:: Instructions to follow ::
Reproduce each line of the material precisely.

:: Data for processing ::
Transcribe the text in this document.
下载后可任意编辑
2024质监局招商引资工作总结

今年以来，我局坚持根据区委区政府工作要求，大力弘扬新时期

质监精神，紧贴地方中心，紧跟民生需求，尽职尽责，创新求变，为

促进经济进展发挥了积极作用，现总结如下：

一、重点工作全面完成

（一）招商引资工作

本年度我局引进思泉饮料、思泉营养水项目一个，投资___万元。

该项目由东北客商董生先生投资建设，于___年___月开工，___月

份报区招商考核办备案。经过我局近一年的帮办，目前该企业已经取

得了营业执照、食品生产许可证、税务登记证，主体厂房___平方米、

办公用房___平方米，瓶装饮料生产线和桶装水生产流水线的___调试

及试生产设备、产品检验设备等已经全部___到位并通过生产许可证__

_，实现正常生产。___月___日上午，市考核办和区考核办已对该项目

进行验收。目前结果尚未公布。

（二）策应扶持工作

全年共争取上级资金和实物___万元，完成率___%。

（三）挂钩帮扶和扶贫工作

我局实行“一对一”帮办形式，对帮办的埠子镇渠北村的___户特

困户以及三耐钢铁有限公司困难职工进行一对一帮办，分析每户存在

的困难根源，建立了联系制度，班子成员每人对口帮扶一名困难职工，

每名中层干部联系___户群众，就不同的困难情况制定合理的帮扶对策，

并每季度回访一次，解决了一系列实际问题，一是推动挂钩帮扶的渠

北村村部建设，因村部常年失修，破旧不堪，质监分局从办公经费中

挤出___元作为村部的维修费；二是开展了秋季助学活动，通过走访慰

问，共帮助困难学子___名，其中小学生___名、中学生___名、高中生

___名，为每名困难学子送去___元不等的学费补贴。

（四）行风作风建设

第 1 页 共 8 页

:: The completed task ::
Transcribe the text in this document.
下载后可任意编辑
2024质监局招商引资工作总结

今年以来，我局坚持根据区委区政府工作要求，大力弘扬新时期

质监精神，紧贴地方中心，紧跟民生需求，尽职尽责，创新求变，为

促进经济进展发挥了积极作用，现总结如下：

一、重点工作全面完成

（一）招商引资工作

本年度我局引进思泉饮料、思泉营养水项目一个，投资___万元。

该项目由东北客商董生先生投资建设，于___年___月开工，___月

份报区招商考核办备案。经过我局近一年的帮办，目前该企业已经取

得了营业执照、食品生产许可证、税务登记证，主体厂房___平方米、

办公用房___平方米，瓶装饮料生产线和桶装水生产流水线的___调试

及试生产设备、产品检验设备等已经全部___到位并通过生产许可证__

_，实现正常生产。___月___日上午，市考核办和区考核办已对该项目

进行验收。目前结果尚未公布。

（二）策应扶持工作

全年共争取上级资金和实物___万元，完成率___%。

（三）挂钩帮扶和扶贫工作

我局实行“一对一”帮办形式，对帮办的埠子镇渠北村的___户特

困户以及三耐钢铁有限公司困难职工进行一对一帮办，分析每户存在

的困难根源，建立了联系制度，班子成员每人对口帮扶一名困难职工，

每名中层干部联系___户群众，就不同的困难情况制定合理的帮扶对策，

并每季度回访一次，解决了一系列实际问题，一是推动挂钩帮扶的渠

北村村部建设，因村部常年失修，破旧不堪，质监分局从办公经费中

挤出___元作为村部的维修费；二是开展了秋季助学活动，通过走访慰

问，共帮助困难学子___名，其中小学生___名、中学生___名、高中生

___名，为每名困难学子送去___元不等的学费补贴。

（四）行风作风建设

第 1 页 共 8 页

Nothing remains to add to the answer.